-- Task goal --
Where a line holds "being", copy it.

-- Extracted data entries --
====

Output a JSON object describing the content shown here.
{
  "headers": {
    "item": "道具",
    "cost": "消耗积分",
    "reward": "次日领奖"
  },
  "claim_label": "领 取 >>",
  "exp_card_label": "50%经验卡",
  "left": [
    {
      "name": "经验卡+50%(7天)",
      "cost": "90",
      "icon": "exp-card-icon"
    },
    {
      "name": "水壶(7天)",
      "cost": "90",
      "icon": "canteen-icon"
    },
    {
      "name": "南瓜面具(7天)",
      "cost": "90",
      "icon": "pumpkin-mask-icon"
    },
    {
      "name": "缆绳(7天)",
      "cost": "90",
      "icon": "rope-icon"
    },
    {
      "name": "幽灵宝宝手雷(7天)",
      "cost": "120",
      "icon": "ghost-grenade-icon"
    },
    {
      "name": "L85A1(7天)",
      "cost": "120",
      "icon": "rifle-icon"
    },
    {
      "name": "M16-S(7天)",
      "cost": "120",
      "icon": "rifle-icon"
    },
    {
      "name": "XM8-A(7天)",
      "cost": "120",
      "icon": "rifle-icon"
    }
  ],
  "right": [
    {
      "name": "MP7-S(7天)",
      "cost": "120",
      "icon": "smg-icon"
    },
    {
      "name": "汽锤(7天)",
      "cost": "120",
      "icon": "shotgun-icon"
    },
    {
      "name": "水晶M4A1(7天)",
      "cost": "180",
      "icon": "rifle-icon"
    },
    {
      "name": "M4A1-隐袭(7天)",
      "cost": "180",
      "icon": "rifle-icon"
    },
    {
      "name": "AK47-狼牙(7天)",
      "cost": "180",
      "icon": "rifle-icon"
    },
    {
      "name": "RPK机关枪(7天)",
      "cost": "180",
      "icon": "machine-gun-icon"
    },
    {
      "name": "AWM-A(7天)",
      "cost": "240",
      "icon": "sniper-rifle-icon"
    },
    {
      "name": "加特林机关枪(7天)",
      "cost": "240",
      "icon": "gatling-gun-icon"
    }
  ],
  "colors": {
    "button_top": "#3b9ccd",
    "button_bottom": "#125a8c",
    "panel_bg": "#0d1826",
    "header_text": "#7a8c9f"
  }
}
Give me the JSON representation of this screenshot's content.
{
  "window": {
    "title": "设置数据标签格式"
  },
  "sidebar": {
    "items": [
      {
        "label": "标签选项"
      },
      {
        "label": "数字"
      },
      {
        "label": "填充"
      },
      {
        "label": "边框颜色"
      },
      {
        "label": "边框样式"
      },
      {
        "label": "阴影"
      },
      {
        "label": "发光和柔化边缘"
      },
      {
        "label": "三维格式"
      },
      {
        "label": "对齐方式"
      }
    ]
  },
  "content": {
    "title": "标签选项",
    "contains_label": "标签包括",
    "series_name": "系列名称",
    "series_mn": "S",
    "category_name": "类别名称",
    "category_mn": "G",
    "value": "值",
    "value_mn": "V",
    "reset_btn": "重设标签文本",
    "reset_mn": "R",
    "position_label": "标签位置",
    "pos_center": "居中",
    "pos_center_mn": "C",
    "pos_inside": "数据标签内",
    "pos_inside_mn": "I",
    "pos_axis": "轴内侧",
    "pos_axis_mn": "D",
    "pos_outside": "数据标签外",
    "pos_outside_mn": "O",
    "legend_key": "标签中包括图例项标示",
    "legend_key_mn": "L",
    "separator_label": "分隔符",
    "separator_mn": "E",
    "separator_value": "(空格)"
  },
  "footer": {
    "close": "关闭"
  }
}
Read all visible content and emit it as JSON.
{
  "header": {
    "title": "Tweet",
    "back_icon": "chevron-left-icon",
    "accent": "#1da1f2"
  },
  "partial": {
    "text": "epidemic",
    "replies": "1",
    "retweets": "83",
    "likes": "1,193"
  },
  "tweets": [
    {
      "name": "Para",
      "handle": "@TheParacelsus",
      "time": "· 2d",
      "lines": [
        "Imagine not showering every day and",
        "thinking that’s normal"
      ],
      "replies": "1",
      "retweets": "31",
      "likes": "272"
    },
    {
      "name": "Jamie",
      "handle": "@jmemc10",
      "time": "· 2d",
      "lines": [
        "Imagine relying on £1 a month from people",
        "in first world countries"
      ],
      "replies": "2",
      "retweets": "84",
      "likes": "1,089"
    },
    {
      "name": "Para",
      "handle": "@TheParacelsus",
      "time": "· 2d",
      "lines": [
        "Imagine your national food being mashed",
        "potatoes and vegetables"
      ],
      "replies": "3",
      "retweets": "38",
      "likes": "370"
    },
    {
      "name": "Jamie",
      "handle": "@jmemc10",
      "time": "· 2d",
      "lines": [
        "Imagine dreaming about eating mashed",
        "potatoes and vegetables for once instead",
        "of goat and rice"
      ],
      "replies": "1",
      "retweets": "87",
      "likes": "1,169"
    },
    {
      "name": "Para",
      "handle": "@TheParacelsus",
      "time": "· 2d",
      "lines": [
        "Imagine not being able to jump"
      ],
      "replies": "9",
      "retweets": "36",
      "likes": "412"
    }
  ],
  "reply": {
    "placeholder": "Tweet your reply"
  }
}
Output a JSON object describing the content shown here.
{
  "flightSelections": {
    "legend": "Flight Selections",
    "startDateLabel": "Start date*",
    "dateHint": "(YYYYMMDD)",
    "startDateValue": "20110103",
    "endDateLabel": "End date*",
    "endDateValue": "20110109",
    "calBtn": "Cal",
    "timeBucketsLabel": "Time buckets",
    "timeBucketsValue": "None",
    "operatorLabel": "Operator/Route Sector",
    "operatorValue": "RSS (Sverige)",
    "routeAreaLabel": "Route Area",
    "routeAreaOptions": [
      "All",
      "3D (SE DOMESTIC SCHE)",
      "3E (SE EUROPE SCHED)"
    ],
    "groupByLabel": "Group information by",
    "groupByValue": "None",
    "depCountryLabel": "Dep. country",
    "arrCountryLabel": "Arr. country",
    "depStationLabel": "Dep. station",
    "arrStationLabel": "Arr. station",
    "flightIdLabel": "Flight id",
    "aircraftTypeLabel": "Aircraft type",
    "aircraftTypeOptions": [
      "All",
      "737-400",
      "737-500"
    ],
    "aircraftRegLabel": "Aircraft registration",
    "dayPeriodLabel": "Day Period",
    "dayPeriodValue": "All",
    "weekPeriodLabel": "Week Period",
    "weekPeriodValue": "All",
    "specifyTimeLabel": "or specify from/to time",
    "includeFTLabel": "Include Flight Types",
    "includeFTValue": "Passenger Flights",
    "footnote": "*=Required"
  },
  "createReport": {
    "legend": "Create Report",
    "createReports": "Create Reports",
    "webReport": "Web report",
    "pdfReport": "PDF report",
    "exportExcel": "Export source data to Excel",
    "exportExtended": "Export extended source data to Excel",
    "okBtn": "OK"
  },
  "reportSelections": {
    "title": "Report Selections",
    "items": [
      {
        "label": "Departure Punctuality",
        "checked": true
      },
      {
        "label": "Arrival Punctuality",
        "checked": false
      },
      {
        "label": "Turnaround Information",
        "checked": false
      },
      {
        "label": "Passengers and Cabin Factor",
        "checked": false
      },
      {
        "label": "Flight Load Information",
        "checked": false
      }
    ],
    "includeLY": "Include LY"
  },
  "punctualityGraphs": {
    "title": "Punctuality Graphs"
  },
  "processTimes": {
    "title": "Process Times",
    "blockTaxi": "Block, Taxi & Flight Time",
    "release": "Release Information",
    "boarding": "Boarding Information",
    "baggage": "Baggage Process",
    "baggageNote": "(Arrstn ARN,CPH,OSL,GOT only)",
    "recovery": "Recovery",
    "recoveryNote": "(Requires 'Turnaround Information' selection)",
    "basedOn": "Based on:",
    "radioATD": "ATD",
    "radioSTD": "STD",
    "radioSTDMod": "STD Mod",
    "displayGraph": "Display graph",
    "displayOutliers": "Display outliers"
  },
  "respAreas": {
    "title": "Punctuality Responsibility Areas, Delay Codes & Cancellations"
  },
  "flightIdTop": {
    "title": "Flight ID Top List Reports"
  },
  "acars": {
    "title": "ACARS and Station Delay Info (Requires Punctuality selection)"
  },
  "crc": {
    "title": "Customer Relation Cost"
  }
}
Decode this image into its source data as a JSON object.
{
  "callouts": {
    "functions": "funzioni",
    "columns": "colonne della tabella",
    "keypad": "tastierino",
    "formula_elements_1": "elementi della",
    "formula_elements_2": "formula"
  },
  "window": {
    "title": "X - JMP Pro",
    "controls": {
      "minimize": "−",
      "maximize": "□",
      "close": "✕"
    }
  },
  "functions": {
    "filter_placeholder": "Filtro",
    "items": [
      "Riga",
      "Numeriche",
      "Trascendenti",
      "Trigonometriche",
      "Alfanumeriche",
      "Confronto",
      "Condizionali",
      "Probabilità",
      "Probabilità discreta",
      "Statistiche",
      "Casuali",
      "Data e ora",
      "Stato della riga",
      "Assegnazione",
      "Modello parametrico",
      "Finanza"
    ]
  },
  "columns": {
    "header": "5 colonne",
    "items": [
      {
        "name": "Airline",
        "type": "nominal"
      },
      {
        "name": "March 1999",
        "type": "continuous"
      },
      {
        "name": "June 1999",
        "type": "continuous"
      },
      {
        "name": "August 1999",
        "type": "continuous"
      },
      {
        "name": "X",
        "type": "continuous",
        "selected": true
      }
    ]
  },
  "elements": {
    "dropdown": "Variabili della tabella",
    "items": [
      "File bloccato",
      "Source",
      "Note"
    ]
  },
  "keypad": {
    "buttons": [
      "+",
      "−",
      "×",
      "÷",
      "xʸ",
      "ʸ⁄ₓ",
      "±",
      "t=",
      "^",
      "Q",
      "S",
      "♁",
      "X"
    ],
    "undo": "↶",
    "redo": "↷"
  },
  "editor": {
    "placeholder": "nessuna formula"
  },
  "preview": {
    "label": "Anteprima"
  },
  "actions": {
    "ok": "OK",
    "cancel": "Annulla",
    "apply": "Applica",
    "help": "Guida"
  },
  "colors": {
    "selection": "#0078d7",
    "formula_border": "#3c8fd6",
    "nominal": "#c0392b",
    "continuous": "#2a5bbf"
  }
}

====

-- The answer --
        "Imagine your national food being mashed",
        "Imagine not being able to jump"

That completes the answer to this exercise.